Images should be left out, and everything else in the listing reproduced exactly.
========================================================================
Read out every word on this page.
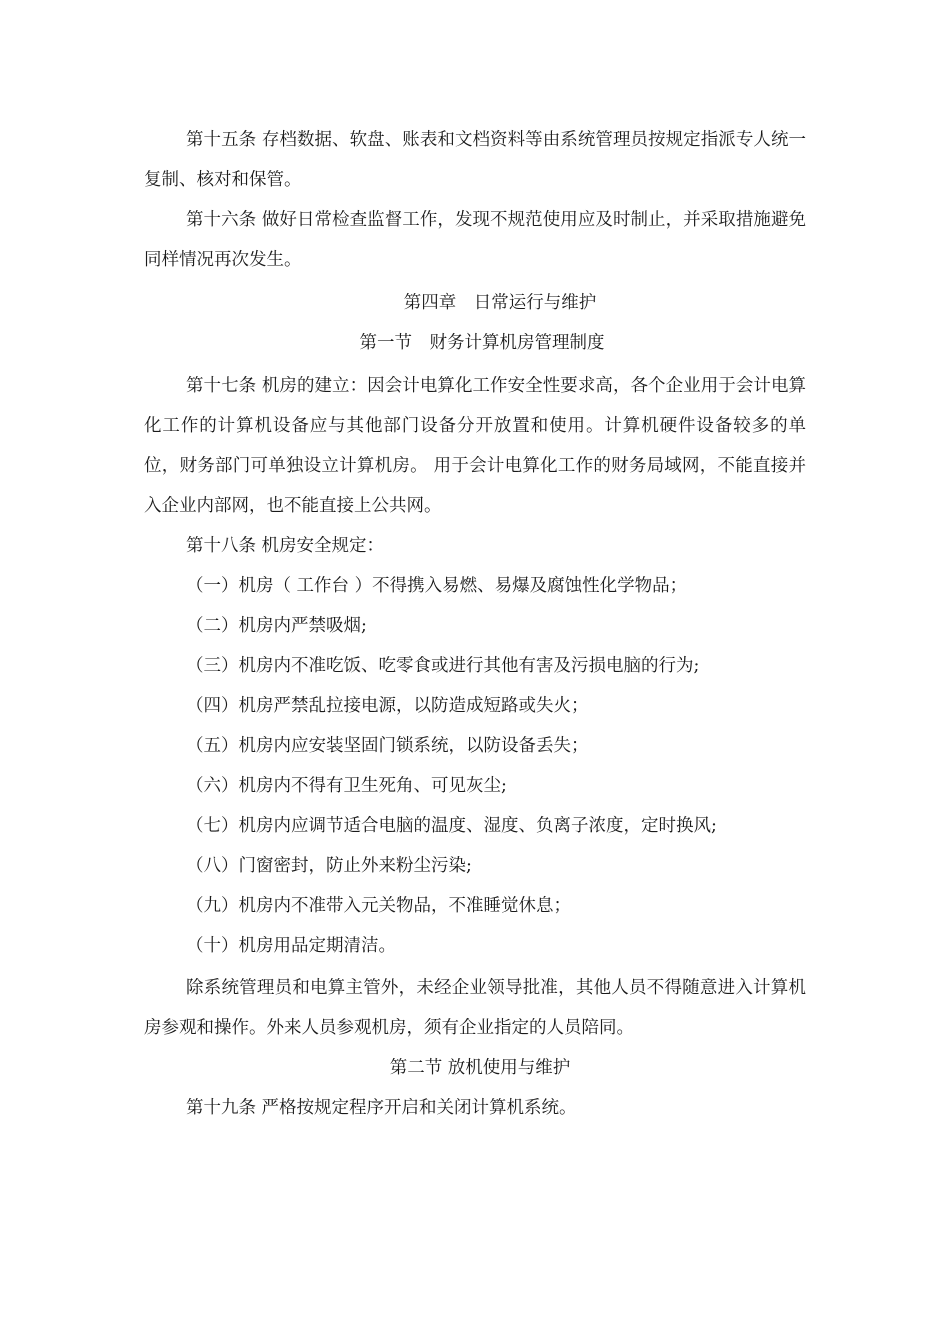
第十五条 存档数据、软盘、账表和文档资料等由系统管理员按规定指派专人统一复制、核对和保管。

第十六条 做好日常检查监督工作，发现不规范使用应及时制止，并采取措施避免同样情况再次发生。

第四章　日常运行与维护

第一节　财务计算机房管理制度

第十七条 机房的建立：因会计电算化工作安全性要求高，各个企业用于会计电算化工作的计算机设备应与其他部门设备分开放置和使用。计算机硬件设备较多的单位，财务部门可单独设立计算机房。 用于会计电算化工作的财务局域网，不能直接并入企业内部网，也不能直接上公共网。

第十八条 机房安全规定：

（一）机房（ 工作台 ）不得携入易燃、易爆及腐蚀性化学物品；

（二）机房内严禁吸烟;

（三）机房内不准吃饭、吃零食或进行其他有害及污损电脑的行为;

（四）机房严禁乱拉接电源，以防造成短路或失火；

（五）机房内应安装坚固门锁系统，以防设备丢失；

（六）机房内不得有卫生死角、可见灰尘;

（七）机房内应调节适合电脑的温度、湿度、负离子浓度，定时换风;

（八）门窗密封，防止外来粉尘污染;

（九）机房内不准带入元关物品，不准睡觉休息；

（十）机房用品定期清洁。

除系统管理员和电算主管外，未经企业领导批准，其他人员不得随意进入计算机房参观和操作。外来人员参观机房，须有企业指定的人员陪同。

第二节 放机使用与维护

第十九条 严格按规定程序开启和关闭计算机系统。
========================================================================
→ RESPONSE TO THIS TASK
Read out every word on this page.
第十五条 存档数据、软盘、账表和文档资料等由系统管理员按规定指派专人统一复制、核对和保管。

第十六条 做好日常检查监督工作，发现不规范使用应及时制止，并采取措施避免同样情况再次发生。

第四章　日常运行与维护

第一节　财务计算机房管理制度

第十七条 机房的建立：因会计电算化工作安全性要求高，各个企业用于会计电算化工作的计算机设备应与其他部门设备分开放置和使用。计算机硬件设备较多的单位，财务部门可单独设立计算机房。 用于会计电算化工作的财务局域网，不能直接并入企业内部网，也不能直接上公共网。

第十八条 机房安全规定：

（一）机房（ 工作台 ）不得携入易燃、易爆及腐蚀性化学物品；

（二）机房内严禁吸烟;

（三）机房内不准吃饭、吃零食或进行其他有害及污损电脑的行为;

（四）机房严禁乱拉接电源，以防造成短路或失火；

（五）机房内应安装坚固门锁系统，以防设备丢失；

（六）机房内不得有卫生死角、可见灰尘;

（七）机房内应调节适合电脑的温度、湿度、负离子浓度，定时换风;

（八）门窗密封，防止外来粉尘污染;

（九）机房内不准带入元关物品，不准睡觉休息；

（十）机房用品定期清洁。

除系统管理员和电算主管外，未经企业领导批准，其他人员不得随意进入计算机房参观和操作。外来人员参观机房，须有企业指定的人员陪同。

第二节 放机使用与维护

第十九条 严格按规定程序开启和关闭计算机系统。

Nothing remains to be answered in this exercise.